#### Task statement
Scan the data beneath this task and copy each line that includes "SLKYGHLSNM".

#### Input records
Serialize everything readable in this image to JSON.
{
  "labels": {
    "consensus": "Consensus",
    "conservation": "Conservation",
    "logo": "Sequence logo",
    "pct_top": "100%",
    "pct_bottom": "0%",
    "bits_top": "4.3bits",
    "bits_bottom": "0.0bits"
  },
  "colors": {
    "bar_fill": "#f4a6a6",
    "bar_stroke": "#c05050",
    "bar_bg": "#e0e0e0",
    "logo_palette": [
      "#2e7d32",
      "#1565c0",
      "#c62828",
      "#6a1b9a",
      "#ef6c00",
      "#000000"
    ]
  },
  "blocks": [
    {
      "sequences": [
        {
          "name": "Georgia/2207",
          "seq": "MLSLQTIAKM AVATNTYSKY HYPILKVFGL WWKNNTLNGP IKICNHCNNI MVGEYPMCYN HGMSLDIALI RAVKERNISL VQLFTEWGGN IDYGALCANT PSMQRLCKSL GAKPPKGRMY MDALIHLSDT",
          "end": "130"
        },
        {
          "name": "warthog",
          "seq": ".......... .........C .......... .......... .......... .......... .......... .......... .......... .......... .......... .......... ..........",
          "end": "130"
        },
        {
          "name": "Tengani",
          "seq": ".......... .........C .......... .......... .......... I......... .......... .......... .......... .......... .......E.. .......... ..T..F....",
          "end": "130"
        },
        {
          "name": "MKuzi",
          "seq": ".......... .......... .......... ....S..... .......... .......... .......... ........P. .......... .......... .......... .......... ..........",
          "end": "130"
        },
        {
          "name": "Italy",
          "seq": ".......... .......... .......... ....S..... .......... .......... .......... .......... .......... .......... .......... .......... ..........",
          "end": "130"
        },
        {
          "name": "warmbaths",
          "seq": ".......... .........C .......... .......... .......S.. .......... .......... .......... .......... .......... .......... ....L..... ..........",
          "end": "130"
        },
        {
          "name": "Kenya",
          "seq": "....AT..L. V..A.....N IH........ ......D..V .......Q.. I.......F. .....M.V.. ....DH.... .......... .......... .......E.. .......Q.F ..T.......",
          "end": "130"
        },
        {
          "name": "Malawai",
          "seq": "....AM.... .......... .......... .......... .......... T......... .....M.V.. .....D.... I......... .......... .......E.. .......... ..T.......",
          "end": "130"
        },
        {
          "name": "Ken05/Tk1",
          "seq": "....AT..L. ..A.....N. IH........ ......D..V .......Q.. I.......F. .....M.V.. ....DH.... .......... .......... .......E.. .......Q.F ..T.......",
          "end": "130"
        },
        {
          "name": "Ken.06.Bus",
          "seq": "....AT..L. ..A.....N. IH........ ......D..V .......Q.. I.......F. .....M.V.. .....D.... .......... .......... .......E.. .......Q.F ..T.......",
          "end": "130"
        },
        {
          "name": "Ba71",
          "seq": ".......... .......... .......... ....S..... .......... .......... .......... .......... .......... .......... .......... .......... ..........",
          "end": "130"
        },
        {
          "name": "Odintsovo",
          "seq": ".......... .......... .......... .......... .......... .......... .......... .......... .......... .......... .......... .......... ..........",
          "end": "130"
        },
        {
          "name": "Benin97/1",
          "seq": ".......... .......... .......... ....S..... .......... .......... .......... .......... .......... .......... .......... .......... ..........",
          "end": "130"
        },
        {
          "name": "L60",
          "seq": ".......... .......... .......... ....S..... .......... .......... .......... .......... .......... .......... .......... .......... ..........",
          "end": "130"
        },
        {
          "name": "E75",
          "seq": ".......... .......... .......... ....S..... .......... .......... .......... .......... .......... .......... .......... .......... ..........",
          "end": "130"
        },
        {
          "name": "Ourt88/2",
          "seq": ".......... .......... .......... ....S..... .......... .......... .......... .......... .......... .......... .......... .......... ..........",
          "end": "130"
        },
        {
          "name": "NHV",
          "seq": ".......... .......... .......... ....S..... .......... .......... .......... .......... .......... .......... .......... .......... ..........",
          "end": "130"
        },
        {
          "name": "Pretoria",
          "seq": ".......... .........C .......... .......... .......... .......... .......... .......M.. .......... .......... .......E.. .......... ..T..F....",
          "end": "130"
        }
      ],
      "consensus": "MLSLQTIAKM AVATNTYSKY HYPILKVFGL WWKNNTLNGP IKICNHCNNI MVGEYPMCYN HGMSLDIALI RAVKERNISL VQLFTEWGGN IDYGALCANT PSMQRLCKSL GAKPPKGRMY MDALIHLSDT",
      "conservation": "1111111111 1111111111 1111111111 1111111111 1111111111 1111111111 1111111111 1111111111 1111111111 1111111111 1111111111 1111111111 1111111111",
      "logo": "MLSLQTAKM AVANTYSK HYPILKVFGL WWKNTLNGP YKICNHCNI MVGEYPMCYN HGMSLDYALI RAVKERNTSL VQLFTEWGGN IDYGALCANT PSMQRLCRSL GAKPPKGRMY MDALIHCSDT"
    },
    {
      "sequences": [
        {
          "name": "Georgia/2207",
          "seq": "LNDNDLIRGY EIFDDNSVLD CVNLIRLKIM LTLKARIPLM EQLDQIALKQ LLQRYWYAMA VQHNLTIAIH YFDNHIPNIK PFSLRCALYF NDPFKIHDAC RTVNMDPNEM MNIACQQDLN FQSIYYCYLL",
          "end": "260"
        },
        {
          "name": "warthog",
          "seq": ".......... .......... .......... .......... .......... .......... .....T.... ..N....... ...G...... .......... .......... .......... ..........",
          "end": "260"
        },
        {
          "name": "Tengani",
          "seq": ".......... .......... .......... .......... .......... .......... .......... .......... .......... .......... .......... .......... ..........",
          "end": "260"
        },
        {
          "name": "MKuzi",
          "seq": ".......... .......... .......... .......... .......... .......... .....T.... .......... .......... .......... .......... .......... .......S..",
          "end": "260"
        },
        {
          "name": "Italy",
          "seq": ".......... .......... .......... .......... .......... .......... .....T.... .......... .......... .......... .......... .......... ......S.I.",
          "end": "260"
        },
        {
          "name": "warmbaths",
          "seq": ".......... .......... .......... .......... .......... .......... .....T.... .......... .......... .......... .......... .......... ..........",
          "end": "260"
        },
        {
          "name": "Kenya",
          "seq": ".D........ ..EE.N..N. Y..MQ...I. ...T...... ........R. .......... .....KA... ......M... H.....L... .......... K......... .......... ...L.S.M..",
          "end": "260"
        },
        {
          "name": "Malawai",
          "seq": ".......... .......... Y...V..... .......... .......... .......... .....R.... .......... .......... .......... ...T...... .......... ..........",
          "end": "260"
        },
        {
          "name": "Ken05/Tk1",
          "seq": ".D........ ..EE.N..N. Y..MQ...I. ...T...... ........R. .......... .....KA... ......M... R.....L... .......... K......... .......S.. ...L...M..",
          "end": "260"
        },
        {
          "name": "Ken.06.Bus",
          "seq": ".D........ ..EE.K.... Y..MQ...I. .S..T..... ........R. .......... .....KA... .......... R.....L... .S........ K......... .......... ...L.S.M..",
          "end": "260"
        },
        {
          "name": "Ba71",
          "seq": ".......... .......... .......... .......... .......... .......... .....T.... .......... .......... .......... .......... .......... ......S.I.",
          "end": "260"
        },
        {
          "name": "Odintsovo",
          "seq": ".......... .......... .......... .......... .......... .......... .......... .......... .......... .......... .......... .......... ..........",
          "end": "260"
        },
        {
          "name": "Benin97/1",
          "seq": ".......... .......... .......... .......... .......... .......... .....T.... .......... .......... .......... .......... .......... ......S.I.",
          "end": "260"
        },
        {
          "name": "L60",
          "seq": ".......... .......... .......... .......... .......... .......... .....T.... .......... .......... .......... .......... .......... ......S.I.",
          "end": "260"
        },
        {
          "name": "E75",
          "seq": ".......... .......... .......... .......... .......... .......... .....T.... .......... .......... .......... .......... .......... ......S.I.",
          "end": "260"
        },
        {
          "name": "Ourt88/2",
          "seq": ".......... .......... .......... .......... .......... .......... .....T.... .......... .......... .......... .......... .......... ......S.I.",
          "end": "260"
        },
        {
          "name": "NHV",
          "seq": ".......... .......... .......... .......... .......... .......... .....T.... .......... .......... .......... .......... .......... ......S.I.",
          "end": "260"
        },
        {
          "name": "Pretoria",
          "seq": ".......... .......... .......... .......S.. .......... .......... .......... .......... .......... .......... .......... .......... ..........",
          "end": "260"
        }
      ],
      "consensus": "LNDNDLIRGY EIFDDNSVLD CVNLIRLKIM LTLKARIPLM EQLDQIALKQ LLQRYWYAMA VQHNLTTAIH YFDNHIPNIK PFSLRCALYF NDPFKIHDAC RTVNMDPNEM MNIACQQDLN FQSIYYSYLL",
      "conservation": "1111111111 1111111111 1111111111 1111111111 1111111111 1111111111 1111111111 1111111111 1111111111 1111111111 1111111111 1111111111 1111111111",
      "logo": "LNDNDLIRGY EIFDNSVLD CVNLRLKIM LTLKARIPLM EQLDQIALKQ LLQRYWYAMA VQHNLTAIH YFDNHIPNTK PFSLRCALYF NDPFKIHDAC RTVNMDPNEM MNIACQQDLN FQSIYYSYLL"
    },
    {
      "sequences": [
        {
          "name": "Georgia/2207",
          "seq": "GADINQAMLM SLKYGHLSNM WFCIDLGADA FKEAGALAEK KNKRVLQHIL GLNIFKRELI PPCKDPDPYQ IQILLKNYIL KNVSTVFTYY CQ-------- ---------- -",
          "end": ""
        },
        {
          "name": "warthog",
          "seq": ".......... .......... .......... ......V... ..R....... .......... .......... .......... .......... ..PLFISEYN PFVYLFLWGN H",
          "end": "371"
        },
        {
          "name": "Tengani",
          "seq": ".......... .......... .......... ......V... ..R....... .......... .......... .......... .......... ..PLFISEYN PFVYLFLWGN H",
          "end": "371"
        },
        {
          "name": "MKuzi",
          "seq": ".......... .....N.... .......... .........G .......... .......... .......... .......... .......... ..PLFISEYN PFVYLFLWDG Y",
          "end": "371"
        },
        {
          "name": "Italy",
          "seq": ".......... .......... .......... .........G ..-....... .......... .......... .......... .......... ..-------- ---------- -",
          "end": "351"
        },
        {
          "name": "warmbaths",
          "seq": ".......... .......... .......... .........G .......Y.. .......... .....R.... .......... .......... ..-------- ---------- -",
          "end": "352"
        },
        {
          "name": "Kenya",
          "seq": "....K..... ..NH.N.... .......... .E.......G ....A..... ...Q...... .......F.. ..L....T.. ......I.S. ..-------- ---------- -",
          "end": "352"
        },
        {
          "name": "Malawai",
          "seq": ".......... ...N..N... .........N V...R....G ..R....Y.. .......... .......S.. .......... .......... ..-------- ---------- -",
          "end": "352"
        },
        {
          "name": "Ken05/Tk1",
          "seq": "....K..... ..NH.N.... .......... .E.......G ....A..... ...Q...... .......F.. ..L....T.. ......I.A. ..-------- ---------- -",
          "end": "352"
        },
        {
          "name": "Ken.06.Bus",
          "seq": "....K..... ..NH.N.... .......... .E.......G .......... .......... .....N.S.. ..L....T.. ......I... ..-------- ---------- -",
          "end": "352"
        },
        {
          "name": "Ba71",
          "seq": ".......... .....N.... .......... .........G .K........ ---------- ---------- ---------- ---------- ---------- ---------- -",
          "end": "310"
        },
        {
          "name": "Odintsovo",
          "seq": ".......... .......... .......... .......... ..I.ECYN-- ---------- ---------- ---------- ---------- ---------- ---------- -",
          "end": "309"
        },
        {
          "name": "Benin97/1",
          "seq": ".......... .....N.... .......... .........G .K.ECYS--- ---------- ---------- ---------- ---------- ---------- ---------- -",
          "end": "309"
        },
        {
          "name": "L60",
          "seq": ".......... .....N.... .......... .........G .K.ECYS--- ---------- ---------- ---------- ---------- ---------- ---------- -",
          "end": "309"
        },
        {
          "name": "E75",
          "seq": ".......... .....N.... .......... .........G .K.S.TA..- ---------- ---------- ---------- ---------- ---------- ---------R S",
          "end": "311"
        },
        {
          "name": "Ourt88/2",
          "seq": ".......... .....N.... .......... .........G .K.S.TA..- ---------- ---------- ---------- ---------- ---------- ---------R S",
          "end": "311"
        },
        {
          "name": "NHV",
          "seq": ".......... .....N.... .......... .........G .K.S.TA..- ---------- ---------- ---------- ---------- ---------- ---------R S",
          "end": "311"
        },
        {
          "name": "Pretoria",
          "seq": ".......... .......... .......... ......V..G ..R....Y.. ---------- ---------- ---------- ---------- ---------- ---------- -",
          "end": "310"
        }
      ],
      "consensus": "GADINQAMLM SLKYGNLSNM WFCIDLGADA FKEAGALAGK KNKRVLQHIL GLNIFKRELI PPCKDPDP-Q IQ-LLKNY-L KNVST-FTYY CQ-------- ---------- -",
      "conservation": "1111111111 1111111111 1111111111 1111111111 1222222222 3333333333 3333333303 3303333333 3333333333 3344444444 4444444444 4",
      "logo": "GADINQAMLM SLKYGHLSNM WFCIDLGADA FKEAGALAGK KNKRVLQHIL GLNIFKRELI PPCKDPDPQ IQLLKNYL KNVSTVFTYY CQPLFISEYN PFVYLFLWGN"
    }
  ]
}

#### Completed exercise
          "seq": "GADINQAMLM SLKYGHLSNM WFCIDLGADA FKEAGALAEK KNKRVLQHIL GLNIFKRELI PPCKDPDPYQ IQILLKNYIL KNVSTVFTYY CQ-------- ---------- -",
      "logo": "GADINQAMLM SLKYGHLSNM WFCIDLGADA FKEAGALAGK KNKRVLQHIL GLNIFKRELI PPCKDPDPQ IQLLKNYL KNVSTVFTYY CQPLFISEYN PFVYLFLWGN"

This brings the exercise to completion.